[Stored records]
+ + + +

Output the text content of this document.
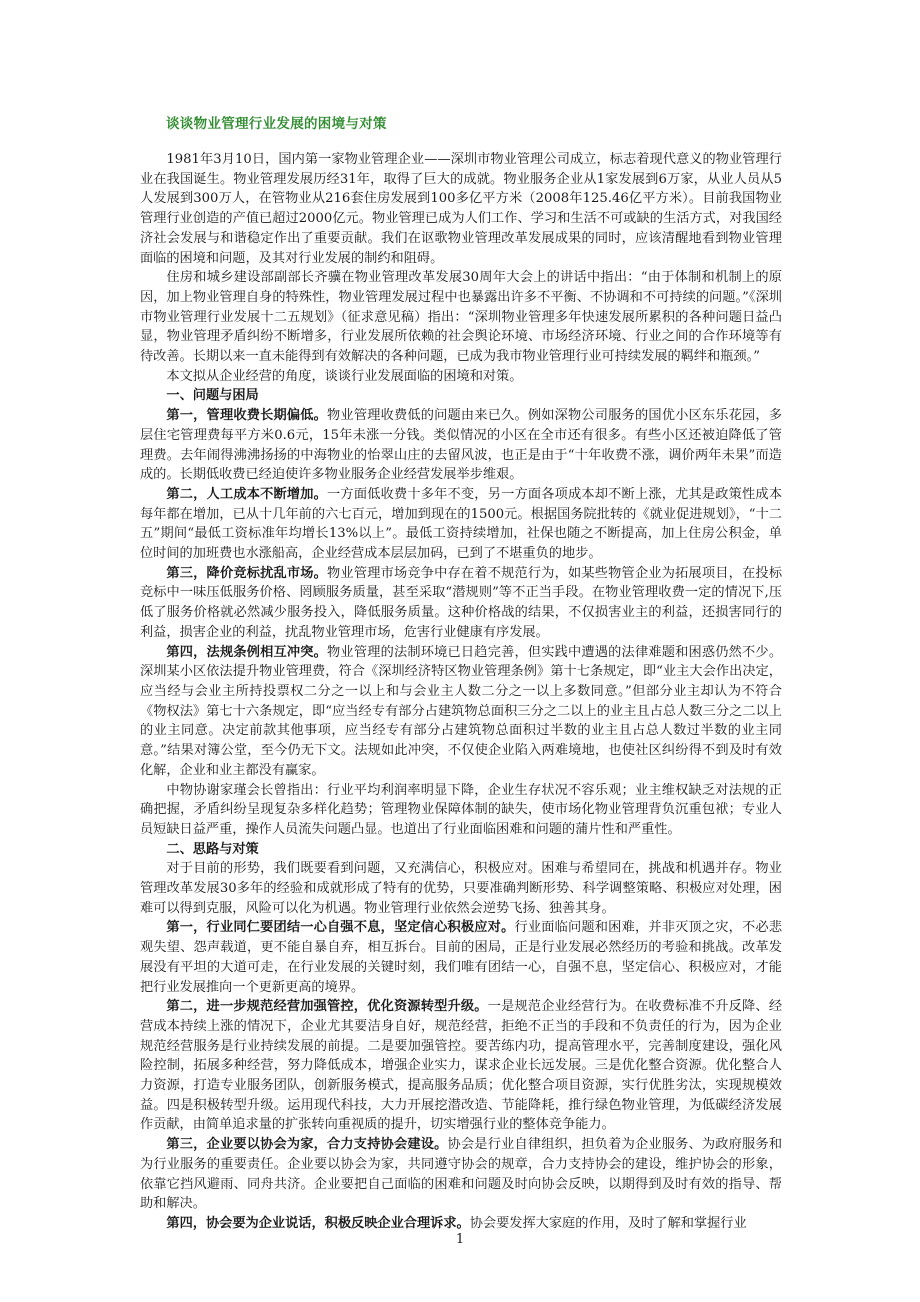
谈谈物业管理行业发展的困境与对策

1981年3月10日，国内第一家物业管理企业——深圳市物业管理公司成立，标志着现代意义的物业管理行业在我国诞生。物业管理发展历经31年，取得了巨大的成就。物业服务企业从1家发展到6万家，从业人员从5 人发展到300万人，在管物业从216套住房发展到100多亿平方米（2008年125.46亿平方米）。目前我国物业管理行业创造的产值已超过2000亿元。物业管理已成为人们工作、学习和生活不可或缺的生活方式，对我国经济社会发展与和谐稳定作出了重要贡献。我们在讴歌物业管理改革发展成果的同时，应该清醒地看到物业管理面临的困境和问题，及其对行业发展的制约和阻碍。

住房和城乡建设部副部长齐骥在物业管理改革发展30周年大会上的讲话中指出：“由于体制和机制上的原因，加上物业管理自身的特殊性，物业管理发展过程中也暴露出许多不平衡、不协调和不可持续的问题。”《深圳市物业管理行业发展十二五规划》（征求意见稿）指出：“深圳物业管理多年快速发展所累积的各种问题日益凸显，物业管理矛盾纠纷不断增多，行业发展所依赖的社会舆论环境、市场经济环境、行业之间的合作环境等有待改善。长期以来一直未能得到有效解决的各种问题，已成为我市物业管理行业可持续发展的羁绊和瓶颈。”

本文拟从企业经营的角度，谈谈行业发展面临的困境和对策。

一、问题与困局

第一，管理收费长期偏低。物业管理收费低的问题由来已久。例如深物公司服务的国优小区东乐花园，多层住宅管理费每平方米0.6元，15年未涨一分钱。类似情况的小区在全市还有很多。有些小区还被迫降低了管理费。去年闹得沸沸扬扬的中海物业的怡翠山庄的去留风波，也正是由于“十年收费不涨，调价两年未果”而造成的。长期低收费已经迫使许多物业服务企业经营发展举步维艰。

第二，人工成本不断增加。一方面低收费十多年不变，另一方面各项成本却不断上涨，尤其是政策性成本每年都在增加，已从十几年前的六七百元，增加到现在的1500元。根据国务院批转的《就业促进规划》，“十二五”期间“最低工资标准年均增长13%以上”。最低工资持续增加，社保也随之不断提高，加上住房公积金，单位时间的加班费也水涨船高，企业经营成本层层加码，已到了不堪重负的地步。

第三，降价竞标扰乱市场。物业管理市场竞争中存在着不规范行为，如某些物管企业为拓展项目，在投标竞标中一味压低服务价格、罔顾服务质量，甚至采取“潜规则”等不正当手段。在物业管理收费一定的情况下,压低了服务价格就必然减少服务投入，降低服务质量。这种价格战的结果，不仅损害业主的利益，还损害同行的利益，损害企业的利益，扰乱物业管理市场，危害行业健康有序发展。

第四，法规条例相互冲突。物业管理的法制环境已日趋完善，但实践中遭遇的法律难题和困惑仍然不少。深圳某小区依法提升物业管理费，符合《深圳经济特区物业管理条例》第十七条规定，即“业主大会作出决定，应当经与会业主所持投票权二分之一以上和与会业主人数二分之一以上多数同意。”但部分业主却认为不符合《物权法》第七十六条规定，即“应当经专有部分占建筑物总面积三分之二以上的业主且占总人数三分之二以上的业主同意。决定前款其他事项，应当经专有部分占建筑物总面积过半数的业主且占总人数过半数的业主同意。”结果对簿公堂，至今仍无下文。法规如此冲突，不仅使企业陷入两难境地，也使社区纠纷得不到及时有效化解，企业和业主都没有赢家。

中物协谢家瑾会长曾指出：行业平均利润率明显下降，企业生存状况不容乐观；业主维权缺乏对法规的正确把握，矛盾纠纷呈现复杂多样化趋势；管理物业保障体制的缺失，使市场化物业管理背负沉重包袱；专业人员短缺日益严重，操作人员流失问题凸显。也道出了行业面临困难和问题的蒲片性和严重性。

二、思路与对策

对于目前的形势，我们既要看到问题，又充满信心，积极应对。困难与希望同在，挑战和机遇并存。物业管理改革发展30多年的经验和成就形成了特有的优势，只要准确判断形势、科学调整策略、积极应对处理，困难可以得到克服，风险可以化为机遇。物业管理行业依然会逆势飞扬、独善其身。

第一，行业同仁要团结一心自强不息，坚定信心积极应对。行业面临问题和困难，并非灭顶之灾，不必悲观失望、怨声载道，更不能自暴自弃，相互拆台。目前的困局，正是行业发展必然经历的考验和挑战。改革发展没有平坦的大道可走，在行业发展的关键时刻，我们唯有团结一心，自强不息，坚定信心、积极应对，才能把行业发展推向一个更新更高的境界。

第二，进一步规范经营加强管控，优化资源转型升级。一是规范企业经营行为。在收费标准不升反降、经营成本持续上涨的情况下，企业尤其要洁身自好，规范经营，拒绝不正当的手段和不负责任的行为，因为企业规范经营服务是行业持续发展的前提。二是要加强管控。要苦练内功，提高管理水平，完善制度建设，强化风险控制，拓展多种经营，努力降低成本，增强企业实力，谋求企业长远发展。三是优化整合资源。优化整合人力资源，打造专业服务团队，创新服务模式，提高服务品质；优化整合项目资源，实行优胜劣汰，实现规模效益。四是积极转型升级。运用现代科技，大力开展挖潜改造、节能降耗，推行绿色物业管理，为低碳经济发展作贡献，由简单追求量的扩张转向重视质的提升，切实增强行业的整体竞争能力。

第三，企业要以协会为家，合力支持协会建设。协会是行业自律组织，担负着为企业服务、为政府服务和为行业服务的重要责任。企业要以协会为家，共同遵守协会的规章，合力支持协会的建设，维护协会的形象，依靠它挡风避雨、同舟共济。企业要把自己面临的困难和问题及时向协会反映，以期得到及时有效的指导、帮助和解决。

第四，协会要为企业说话，积极反映企业合理诉求。协会要发挥大家庭的作用，及时了解和掌握行业

1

+ + + +

Direction
From the listing, tally every line with the word "积极应对" in it and give only the tally.

The result
2